* _Problem description_
Every entry should be repeated exactly. Omit the pictures.

* _Material provided_
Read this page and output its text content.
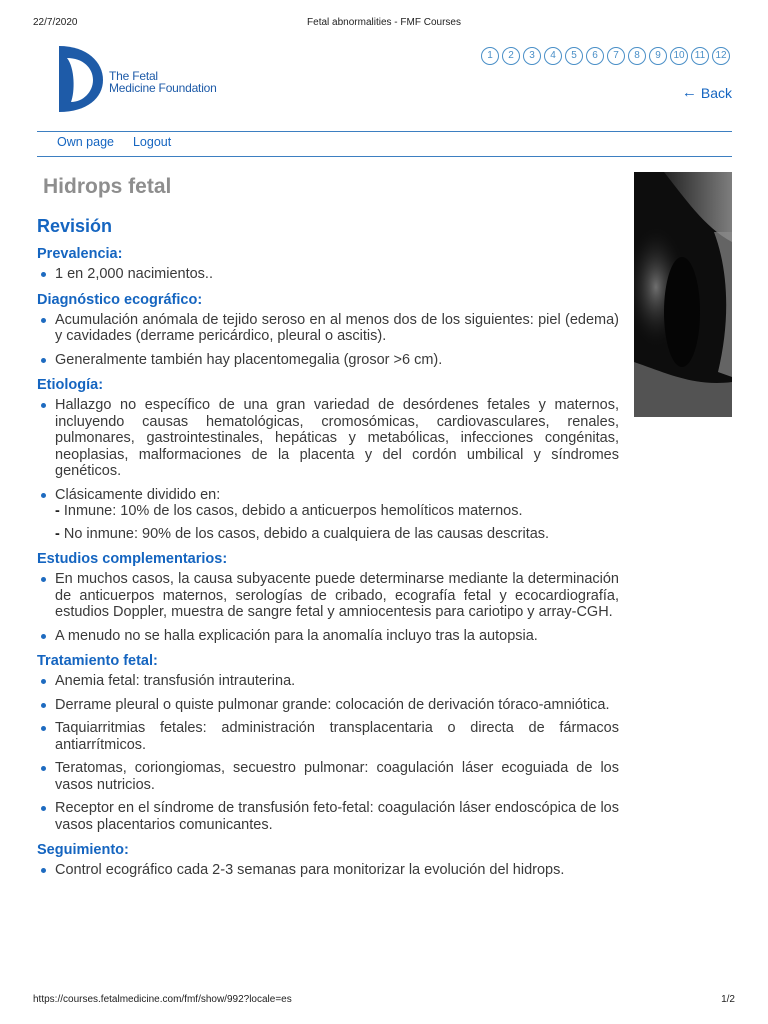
22/7/2020	Fetal abnormalities - FMF Courses
The Fetal
Medicine Foundation
1	2	3	4	5	6	7	8	9	10	11	12
← Back
Own page Logout
Hidrops fetal
Revisión
Prevalencia:
1 en 2,000 nacimientos..
Diagnóstico ecográfico:
Acumulación anómala de tejido seroso en al menos dos de los siguientes: piel (edema) y cavidades (derrame pericárdico, pleural o ascitis).
Generalmente también hay placentomegalia (grosor >6 cm).
Etiología:
Hallazgo no específico de una gran variedad de desórdenes fetales y maternos, incluyendo causas hematológicas, cromosómicas, cardiovasculares, renales, pulmonares, gastrointestinales, hepáticas y metabólicas, infecciones congénitas, neoplasias, malformaciones de la placenta y del cordón umbilical y síndromes genéticos.
Clásicamente dividido en:
- Inmune: 10% de los casos, debido a anticuerpos hemolíticos maternos.
- No inmune: 90% de los casos, debido a cualquiera de las causas descritas.
Estudios complementarios:
En muchos casos, la causa subyacente puede determinarse mediante la determinación de anticuerpos maternos, serologías de cribado, ecografía fetal y ecocardiografía, estudios Doppler, muestra de sangre fetal y amniocentesis para cariotipo y array-CGH.
A menudo no se halla explicación para la anomalía incluyo tras la autopsia.
Tratamiento fetal:
Anemia fetal: transfusión intrauterina.
Derrame pleural o quiste pulmonar grande: colocación de derivación tóraco-amniótica.
Taquiarritmias fetales: administración transplacentaria o directa de fármacos antiarrítmicos.
Teratomas, coriongiomas, secuestro pulmonar: coagulación láser ecoguiada de los vasos nutricios.
Receptor en el síndrome de transfusión feto-fetal: coagulación láser endoscópica de los vasos placentarios comunicantes.
Seguimiento:
Control ecográfico cada 2-3 semanas para monitorizar la evolución del hidrops.
https://courses.fetalmedicine.com/fmf/show/992?locale=es	1/2
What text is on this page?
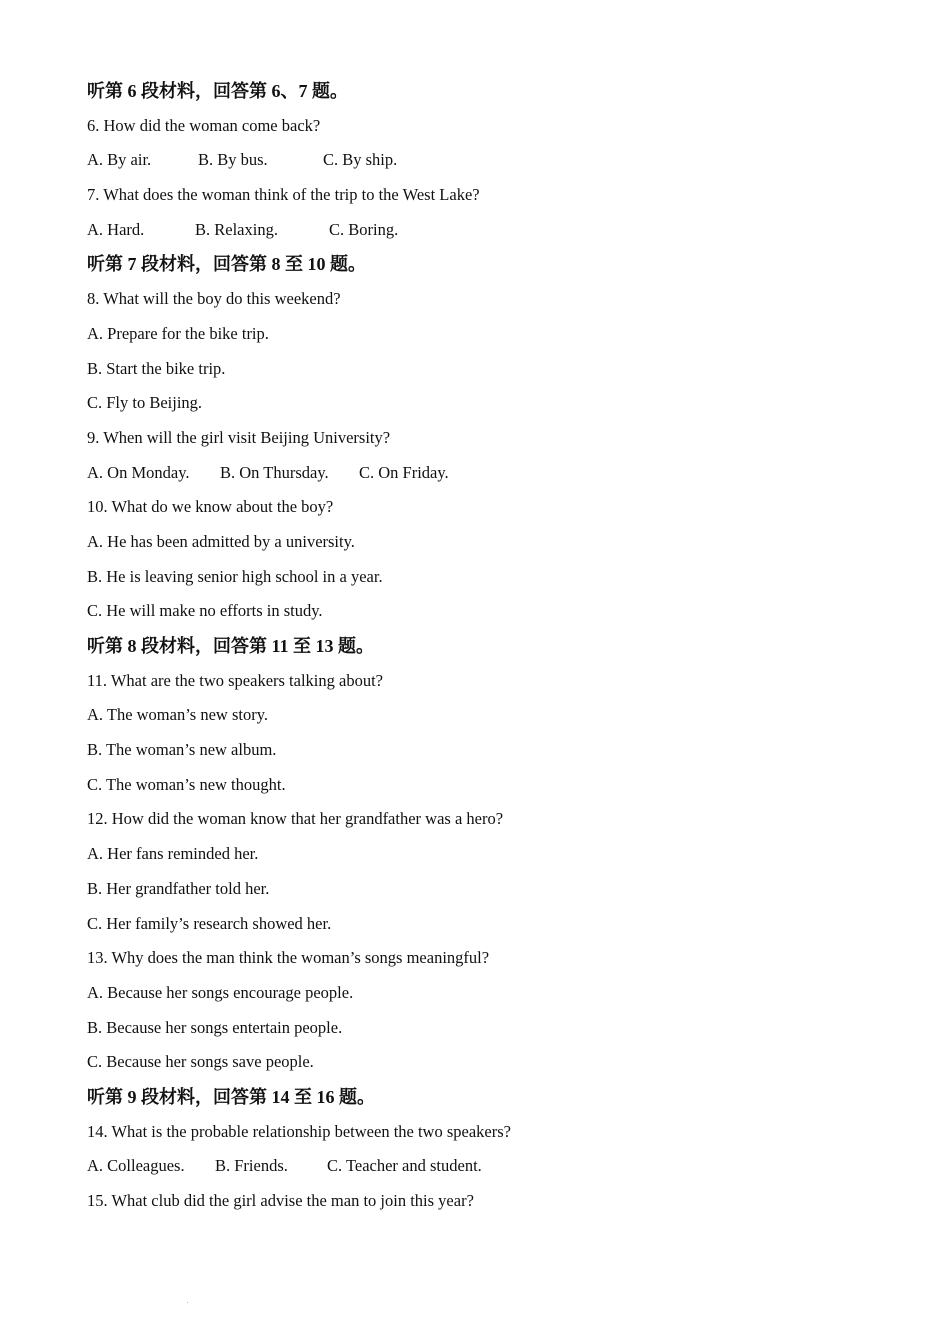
听第 6 段材料，回答第 6、7 题。
6. How did the woman come back?
A. By air.	B. By bus.	C. By ship.
7. What does the woman think of the trip to the West Lake?
A. Hard.	B. Relaxing.	C. Boring.
听第 7 段材料，回答第 8 至 10 题。
8. What will the boy do this weekend?
A. Prepare for the bike trip.
B. Start the bike trip.
C. Fly to Beijing.
9. When will the girl visit Beijing University?
A. On Monday. B. On Thursday. C. On Friday.
10. What do we know about the boy?
A. He has been admitted by a university.
B. He is leaving senior high school in a year.
C. He will make no efforts in study.
听第 8 段材料，回答第 11 至 13 题。
11. What are the two speakers talking about?
A. The woman’s new story.
B. The woman’s new album.
C. The woman’s new thought.
12. How did the woman know that her grandfather was a hero?
A. Her fans reminded her.
B. Her grandfather told her.
C. Her family’s research showed her.
13. Why does the man think the woman’s songs meaningful?
A. Because her songs encourage people.
B. Because her songs entertain people.
C. Because her songs save people.
听第 9 段材料，回答第 14 至 16 题。
14. What is the probable relationship between the two speakers?
A. Colleagues. B. Friends. C. Teacher and student.
15. What club did the girl advise the man to join this year?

* _Expected answer_
Read this page and output its text content.
22/7/2020	Fetal abnormalities - FMF Courses
The Fetal
Medicine Foundation
1	2	3	4	5	6	7	8	9	10	11	12
← Back
Own page Logout
Hidrops fetal
Revisión
Prevalencia:
1 en 2,000 nacimientos..
Diagnóstico ecográfico:
Acumulación anómala de tejido seroso en al menos dos de los siguientes: piel (edema) y cavidades (derrame pericárdico, pleural o ascitis).
Generalmente también hay placentomegalia (grosor >6 cm).
Etiología:
Hallazgo no específico de una gran variedad de desórdenes fetales y maternos, incluyendo causas hematológicas, cromosómicas, cardiovasculares, renales, pulmonares, gastrointestinales, hepáticas y metabólicas, infecciones congénitas, neoplasias, malformaciones de la placenta y del cordón umbilical y síndromes genéticos.
Clásicamente dividido en:
- Inmune: 10% de los casos, debido a anticuerpos hemolíticos maternos.
- No inmune: 90% de los casos, debido a cualquiera de las causas descritas.
Estudios complementarios:
En muchos casos, la causa subyacente puede determinarse mediante la determinación de anticuerpos maternos, serologías de cribado, ecografía fetal y ecocardiografía, estudios Doppler, muestra de sangre fetal y amniocentesis para cariotipo y array-CGH.
A menudo no se halla explicación para la anomalía incluyo tras la autopsia.
Tratamiento fetal:
Anemia fetal: transfusión intrauterina.
Derrame pleural o quiste pulmonar grande: colocación de derivación tóraco-amniótica.
Taquiarritmias fetales: administración transplacentaria o directa de fármacos antiarrítmicos.
Teratomas, coriongiomas, secuestro pulmonar: coagulación láser ecoguiada de los vasos nutricios.
Receptor en el síndrome de transfusión feto-fetal: coagulación láser endoscópica de los vasos placentarios comunicantes.
Seguimiento:
Control ecográfico cada 2-3 semanas para monitorizar la evolución del hidrops.
https://courses.fetalmedicine.com/fmf/show/992?locale=es	1/2
What text is on this page?
听第 6 段材料，回答第 6、7 题。
6. How did the woman come back?
A. By air.	B. By bus.	C. By ship.
7. What does the woman think of the trip to the West Lake?
A. Hard.	B. Relaxing.	C. Boring.
听第 7 段材料，回答第 8 至 10 题。
8. What will the boy do this weekend?
A. Prepare for the bike trip.
B. Start the bike trip.
C. Fly to Beijing.
9. When will the girl visit Beijing University?
A. On Monday. B. On Thursday. C. On Friday.
10. What do we know about the boy?
A. He has been admitted by a university.
B. He is leaving senior high school in a year.
C. He will make no efforts in study.
听第 8 段材料，回答第 11 至 13 题。
11. What are the two speakers talking about?
A. The woman’s new story.
B. The woman’s new album.
C. The woman’s new thought.
12. How did the woman know that her grandfather was a hero?
A. Her fans reminded her.
B. Her grandfather told her.
C. Her family’s research showed her.
13. Why does the man think the woman’s songs meaningful?
A. Because her songs encourage people.
B. Because her songs entertain people.
C. Because her songs save people.
听第 9 段材料，回答第 14 至 16 题。
14. What is the probable relationship between the two speakers?
A. Colleagues. B. Friends. C. Teacher and student.
15. What club did the girl advise the man to join this year?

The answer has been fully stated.